◆ INSTRUCTIONS FOR THE TASK: Read the lines below. Copy out any that hold the string "formula".

[Stored data]
>>
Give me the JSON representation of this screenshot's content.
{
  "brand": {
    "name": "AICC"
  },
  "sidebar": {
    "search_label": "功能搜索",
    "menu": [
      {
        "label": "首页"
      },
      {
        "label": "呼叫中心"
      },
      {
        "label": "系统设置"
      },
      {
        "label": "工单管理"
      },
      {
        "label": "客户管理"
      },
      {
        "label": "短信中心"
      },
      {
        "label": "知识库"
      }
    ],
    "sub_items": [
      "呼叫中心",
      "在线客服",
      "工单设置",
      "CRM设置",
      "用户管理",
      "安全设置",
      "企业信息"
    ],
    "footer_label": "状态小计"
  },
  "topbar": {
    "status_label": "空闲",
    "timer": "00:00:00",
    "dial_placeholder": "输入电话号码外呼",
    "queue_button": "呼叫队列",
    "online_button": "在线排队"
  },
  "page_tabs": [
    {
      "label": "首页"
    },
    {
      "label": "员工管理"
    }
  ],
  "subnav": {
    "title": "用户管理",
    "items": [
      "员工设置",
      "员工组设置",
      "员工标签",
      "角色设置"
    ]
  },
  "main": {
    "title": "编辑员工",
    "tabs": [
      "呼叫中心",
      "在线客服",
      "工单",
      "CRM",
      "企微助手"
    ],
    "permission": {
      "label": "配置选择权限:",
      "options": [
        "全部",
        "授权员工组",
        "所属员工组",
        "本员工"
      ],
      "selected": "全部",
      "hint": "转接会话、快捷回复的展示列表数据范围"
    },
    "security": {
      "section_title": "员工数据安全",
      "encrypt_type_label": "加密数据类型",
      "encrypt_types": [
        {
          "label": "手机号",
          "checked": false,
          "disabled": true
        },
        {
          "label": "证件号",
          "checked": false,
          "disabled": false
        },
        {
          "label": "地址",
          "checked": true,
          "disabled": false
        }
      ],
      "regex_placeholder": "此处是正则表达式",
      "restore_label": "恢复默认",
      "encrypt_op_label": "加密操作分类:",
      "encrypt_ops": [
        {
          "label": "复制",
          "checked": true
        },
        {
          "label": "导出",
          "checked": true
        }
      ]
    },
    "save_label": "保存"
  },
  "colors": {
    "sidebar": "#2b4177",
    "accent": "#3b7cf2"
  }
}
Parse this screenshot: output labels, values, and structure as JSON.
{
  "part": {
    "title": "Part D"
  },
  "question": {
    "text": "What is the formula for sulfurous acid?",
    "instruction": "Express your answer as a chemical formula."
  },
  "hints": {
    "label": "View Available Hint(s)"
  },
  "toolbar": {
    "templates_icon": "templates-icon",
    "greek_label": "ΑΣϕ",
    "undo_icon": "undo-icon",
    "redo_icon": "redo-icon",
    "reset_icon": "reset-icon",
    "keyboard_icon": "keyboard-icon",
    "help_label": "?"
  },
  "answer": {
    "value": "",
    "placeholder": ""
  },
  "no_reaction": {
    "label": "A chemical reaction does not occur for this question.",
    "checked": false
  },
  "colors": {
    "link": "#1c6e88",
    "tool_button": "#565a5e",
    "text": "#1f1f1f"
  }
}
<<
◆ EXERCISE RESPONSE:
    "text": "What is the formula for sulfurous acid?",
    "instruction": "Express your answer as a chemical formula."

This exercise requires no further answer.